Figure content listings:
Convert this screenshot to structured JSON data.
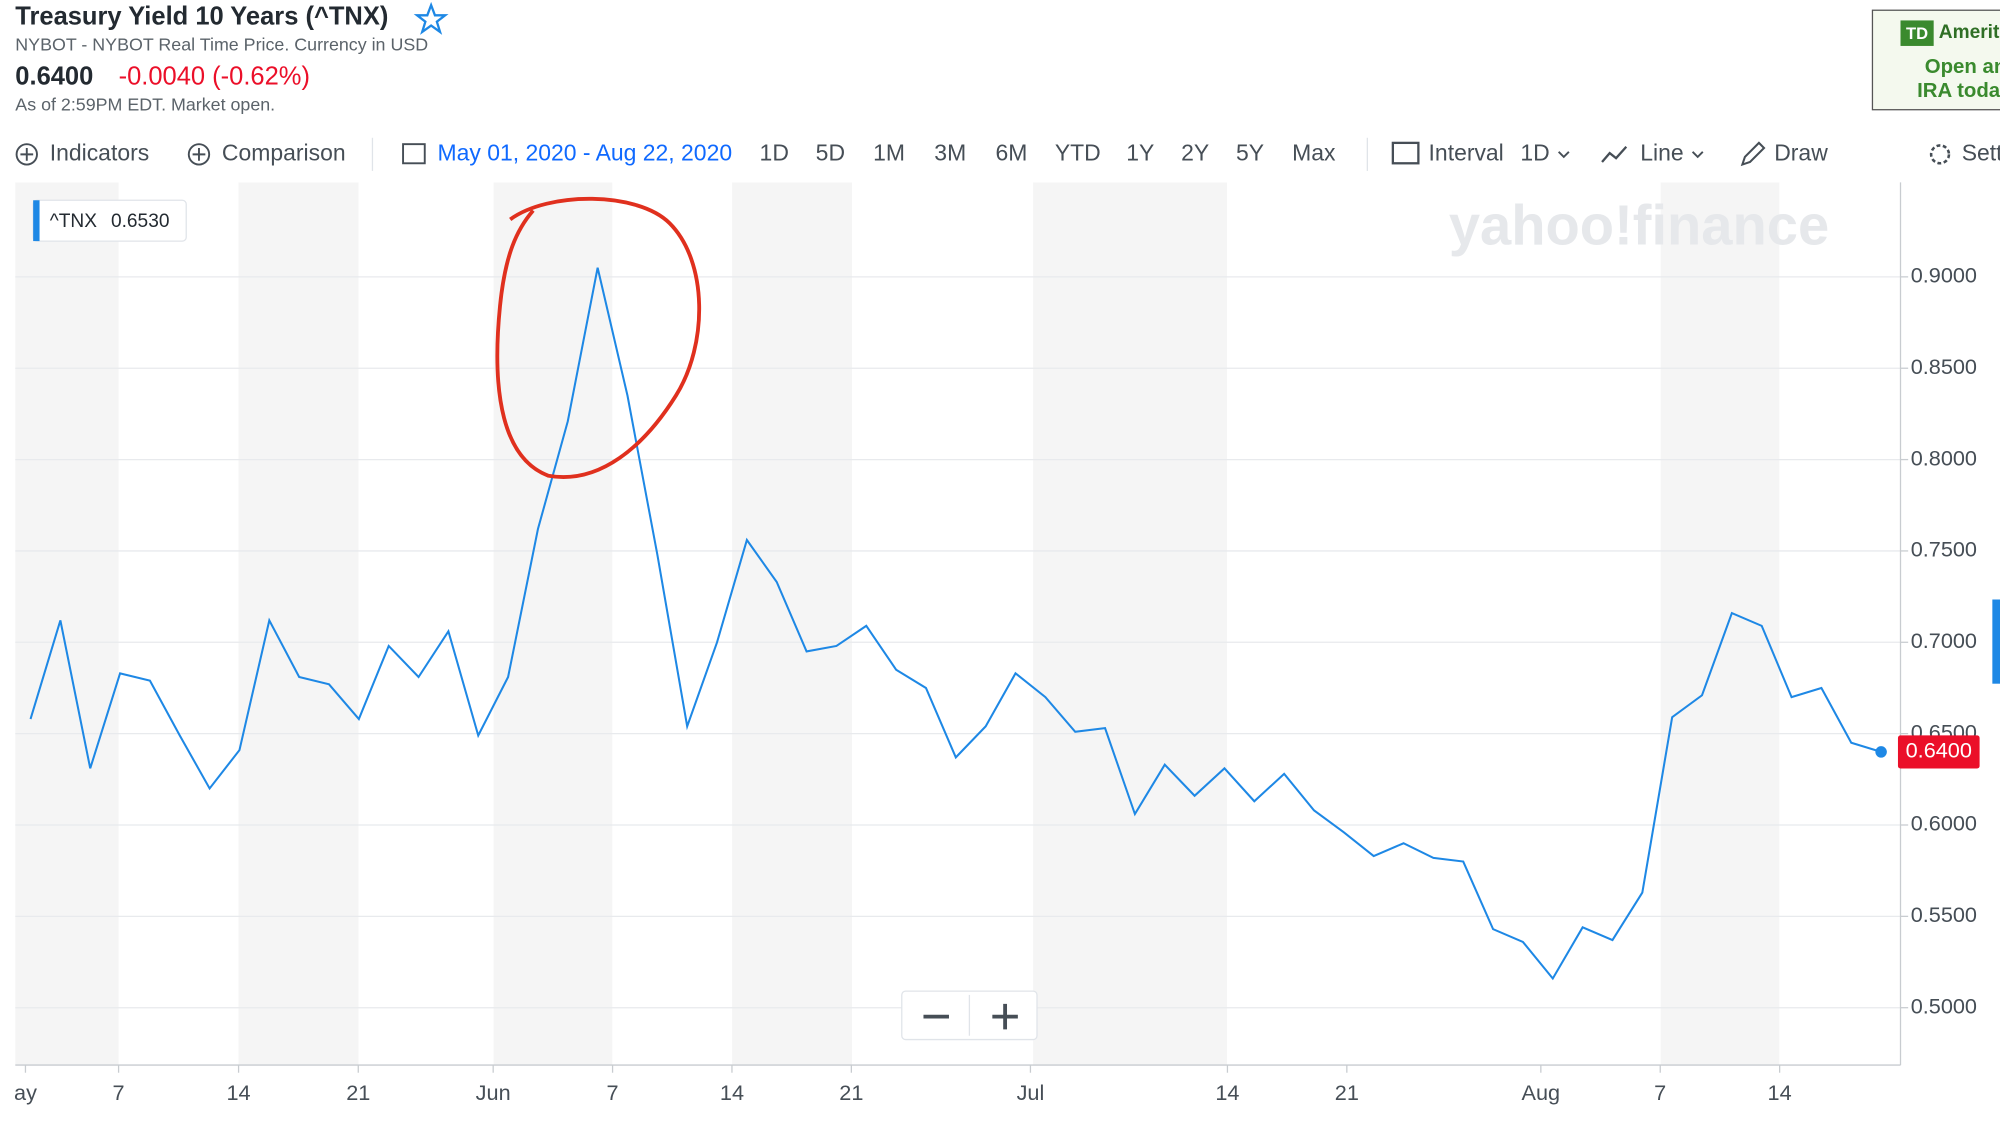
{
  "header": {
    "title": "Treasury Yield 10 Years (^TNX)",
    "subtitle": "NYBOT - NYBOT Real Time Price. Currency in USD",
    "price": "0.6400",
    "change": "-0.0040 (-0.62%)",
    "status": "As of 2:59PM EDT. Market open."
  },
  "toolbar": {
    "indicators": "Indicators",
    "comparison": "Comparison",
    "date_range": "May 01, 2020 - Aug 22, 2020",
    "ranges": [
      "1D",
      "5D",
      "1M",
      "3M",
      "6M",
      "YTD",
      "1Y",
      "2Y",
      "5Y",
      "Max"
    ],
    "interval": "Interval",
    "interval_value": "1D",
    "chart_type": "Line",
    "draw": "Draw",
    "settings": "Settings"
  },
  "ad": {
    "brand": "TD",
    "name": "Ameritrade",
    "lines": [
      "Open an",
      "IRA today"
    ]
  },
  "chart_data": {
    "type": "line",
    "watermark": "yahoo!finance",
    "tooltip_value": "0.6530",
    "last_value_label": "0.6400",
    "series": [
      {
        "name": "^TNX",
        "color": "#1e88e5",
        "values": [
          0.658,
          0.712,
          0.631,
          0.683,
          0.679,
          0.649,
          0.62,
          0.641,
          0.712,
          0.681,
          0.677,
          0.658,
          0.698,
          0.681,
          0.706,
          0.649,
          0.681,
          0.762,
          0.821,
          0.905,
          0.835,
          0.748,
          0.654,
          0.7,
          0.756,
          0.733,
          0.695,
          0.698,
          0.709,
          0.685,
          0.675,
          0.637,
          0.654,
          0.683,
          0.67,
          0.651,
          0.653,
          0.606,
          0.633,
          0.616,
          0.631,
          0.613,
          0.628,
          0.608,
          0.596,
          0.583,
          0.59,
          0.582,
          0.58,
          0.543,
          0.536,
          0.516,
          0.544,
          0.537,
          0.563,
          0.659,
          0.671,
          0.716,
          0.709,
          0.67,
          0.675,
          0.645,
          0.64
        ]
      }
    ],
    "xlim": [
      -0.51,
      62.65
    ],
    "xticks": [
      {
        "value": -0.17,
        "label": "ay"
      },
      {
        "value": 2.95,
        "label": "7"
      },
      {
        "value": 6.97,
        "label": "14"
      },
      {
        "value": 10.98,
        "label": "21"
      },
      {
        "value": 15.5,
        "label": "Jun"
      },
      {
        "value": 19.5,
        "label": "7"
      },
      {
        "value": 23.5,
        "label": "14"
      },
      {
        "value": 27.5,
        "label": "21"
      },
      {
        "value": 33.5,
        "label": "Jul"
      },
      {
        "value": 40.1,
        "label": "14"
      },
      {
        "value": 44.1,
        "label": "21"
      },
      {
        "value": 50.6,
        "label": "Aug"
      },
      {
        "value": 54.6,
        "label": "7"
      },
      {
        "value": 58.6,
        "label": "14"
      }
    ],
    "ylim": [
      0.4686,
      0.9517
    ],
    "yticks": [
      {
        "value": 0.5,
        "label": "0.5000"
      },
      {
        "value": 0.55,
        "label": "0.5500"
      },
      {
        "value": 0.6,
        "label": "0.6000"
      },
      {
        "value": 0.65,
        "label": "0.6500"
      },
      {
        "value": 0.7,
        "label": "0.7000"
      },
      {
        "value": 0.75,
        "label": "0.7500"
      },
      {
        "value": 0.8,
        "label": "0.8000"
      },
      {
        "value": 0.85,
        "label": "0.8500"
      },
      {
        "value": 0.9,
        "label": "0.9000"
      }
    ],
    "grid": true
  }
}
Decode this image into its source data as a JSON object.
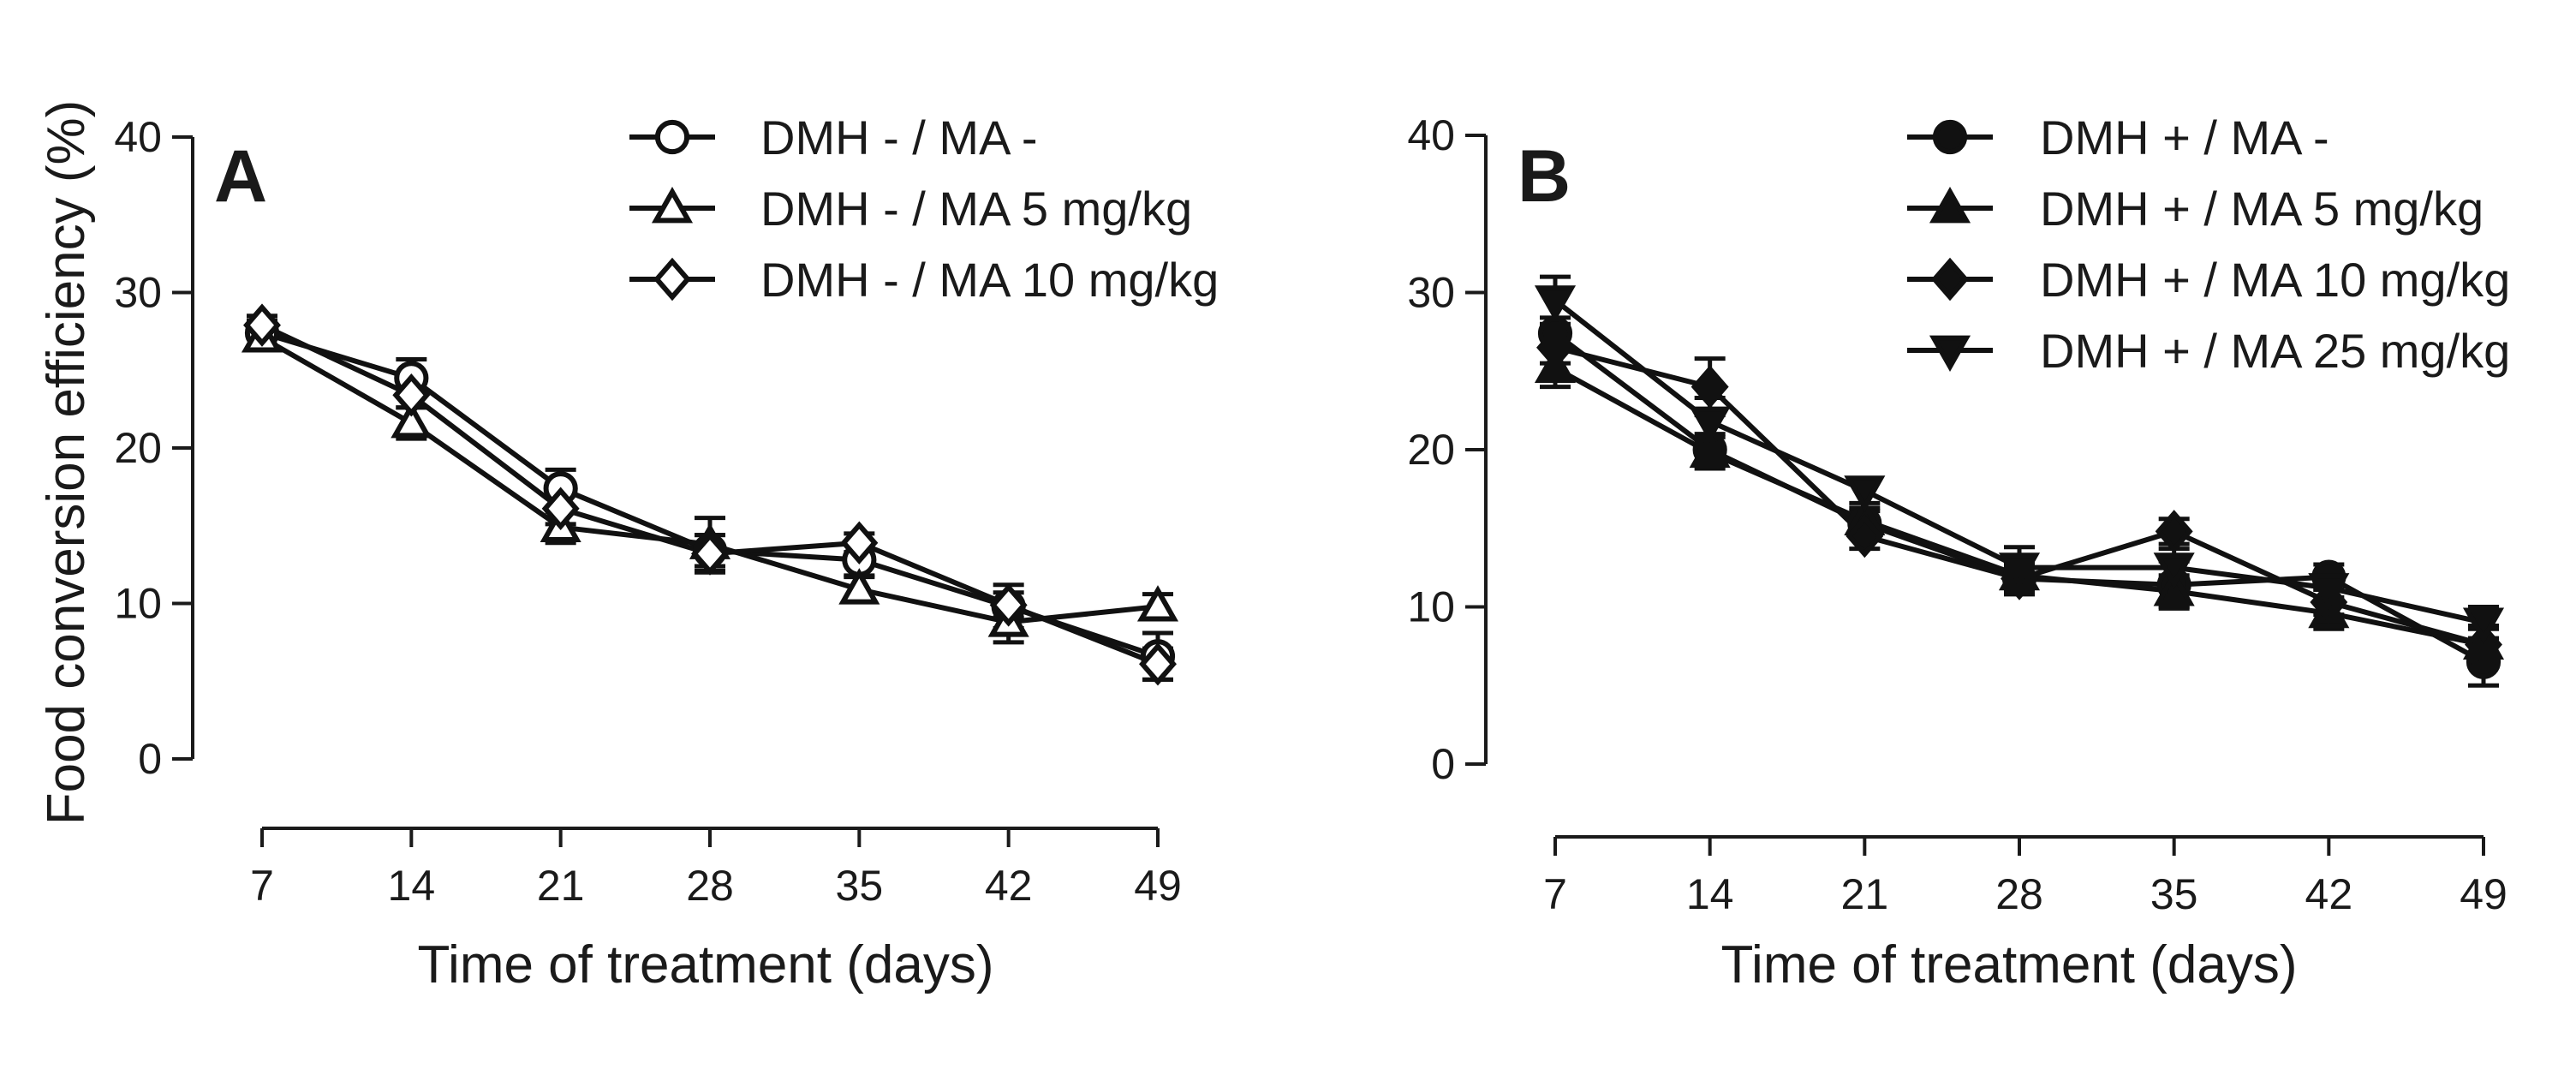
{
  "figure": {
    "ylabel": "Food conversion efficiency (%)"
  },
  "chart_data": [
    {
      "type": "line",
      "panel_label": "A",
      "xlabel": "Time of treatment (days)",
      "ylabel": "Food conversion efficiency (%)",
      "x": [
        7,
        14,
        21,
        28,
        35,
        42,
        49
      ],
      "x_ticks": [
        "7",
        "14",
        "21",
        "28",
        "35",
        "42",
        "49"
      ],
      "y_ticks": [
        "0",
        "10",
        "20",
        "30",
        "40"
      ],
      "xlim": [
        7,
        49
      ],
      "ylim": [
        0,
        40
      ],
      "grid": false,
      "legend_position": "top-right",
      "series": [
        {
          "name": "DMH - / MA -",
          "marker": "circle-open",
          "values": [
            27.4,
            24.5,
            17.4,
            13.4,
            12.8,
            9.8,
            6.6
          ],
          "errors": [
            0.8,
            1.2,
            1.2,
            1.0,
            1.0,
            1.4,
            1.5
          ]
        },
        {
          "name": "DMH - / MA 5 mg/kg",
          "marker": "triangle-up-open",
          "values": [
            27.1,
            21.6,
            14.9,
            13.8,
            10.9,
            8.8,
            9.8
          ],
          "errors": [
            0.6,
            1.0,
            1.0,
            1.7,
            0.8,
            1.3,
            0.8
          ]
        },
        {
          "name": "DMH - / MA 10 mg/kg",
          "marker": "diamond-open",
          "values": [
            27.9,
            23.4,
            16.1,
            13.2,
            13.9,
            9.9,
            6.1
          ],
          "errors": [
            0.6,
            0.8,
            1.0,
            1.2,
            0.6,
            0.8,
            1.0
          ]
        }
      ]
    },
    {
      "type": "line",
      "panel_label": "B",
      "xlabel": "Time of treatment (days)",
      "ylabel": "",
      "x": [
        7,
        14,
        21,
        28,
        35,
        42,
        49
      ],
      "x_ticks": [
        "7",
        "14",
        "21",
        "28",
        "35",
        "42",
        "49"
      ],
      "y_ticks": [
        "0",
        "10",
        "20",
        "30",
        "40"
      ],
      "xlim": [
        7,
        49
      ],
      "ylim": [
        0,
        40
      ],
      "grid": false,
      "legend_position": "top-right",
      "series": [
        {
          "name": "DMH + / MA -",
          "marker": "circle-filled",
          "values": [
            27.4,
            20.0,
            15.3,
            11.8,
            11.4,
            11.9,
            6.5
          ],
          "errors": [
            1.0,
            1.0,
            0.8,
            1.0,
            1.5,
            0.8,
            1.5
          ]
        },
        {
          "name": "DMH + / MA 5 mg/kg",
          "marker": "triangle-up-filled",
          "values": [
            25.2,
            19.8,
            15.5,
            12.0,
            11.0,
            9.6,
            7.6
          ],
          "errors": [
            1.2,
            1.0,
            0.8,
            1.0,
            1.0,
            1.0,
            1.2
          ]
        },
        {
          "name": "DMH + / MA 10 mg/kg",
          "marker": "diamond-filled",
          "values": [
            26.5,
            24.0,
            14.5,
            11.8,
            14.8,
            10.3,
            7.6
          ],
          "errors": [
            1.0,
            1.8,
            0.8,
            0.8,
            0.8,
            0.8,
            1.0
          ]
        },
        {
          "name": "DMH + / MA 25 mg/kg",
          "marker": "triangle-down-filled",
          "values": [
            29.5,
            21.8,
            17.4,
            12.5,
            12.5,
            11.2,
            9.0
          ],
          "errors": [
            1.5,
            1.5,
            0.8,
            1.3,
            1.2,
            1.0,
            1.0
          ]
        }
      ]
    }
  ]
}
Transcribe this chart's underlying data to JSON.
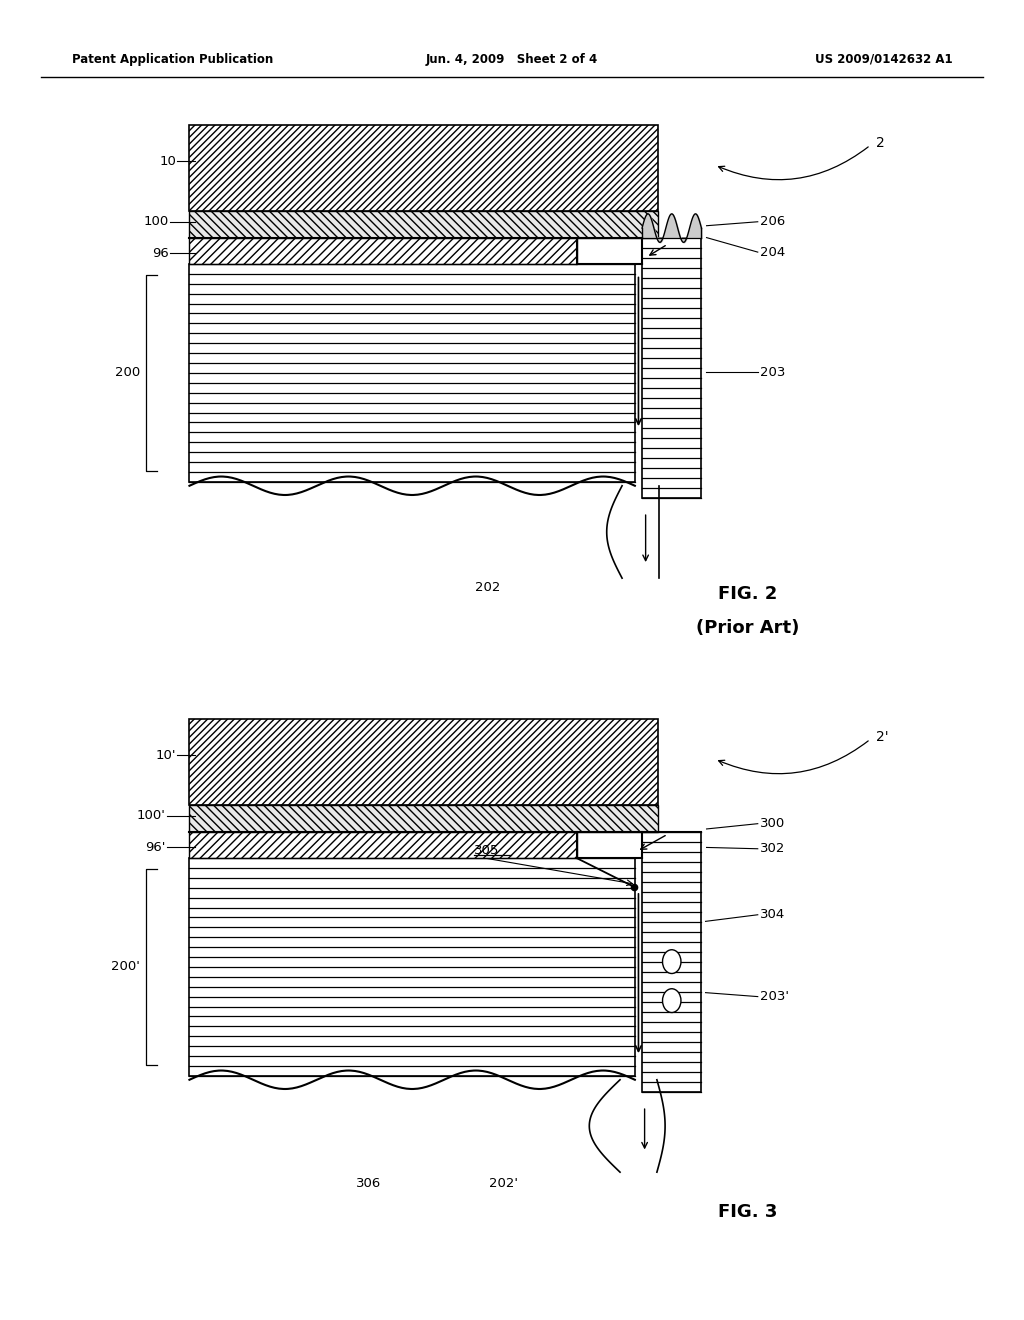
{
  "bg_color": "#ffffff",
  "fig_width": 10.24,
  "fig_height": 13.2,
  "header": {
    "left": "Patent Application Publication",
    "center": "Jun. 4, 2009   Sheet 2 of 4",
    "right": "US 2009/0142632 A1"
  }
}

Given exercise
Here the job is to quote the lines from the one with "Transcribe this chart's" through the end of the material, both included, exactly; please skip the pictures.

Result
Transcribe this chart's underlying data to JSON.
{
  "bg_color": "#ffffff",
  "fig_width": 10.24,
  "fig_height": 13.2,
  "header": {
    "left": "Patent Application Publication",
    "center": "Jun. 4, 2009   Sheet 2 of 4",
    "right": "US 2009/0142632 A1"
  }
}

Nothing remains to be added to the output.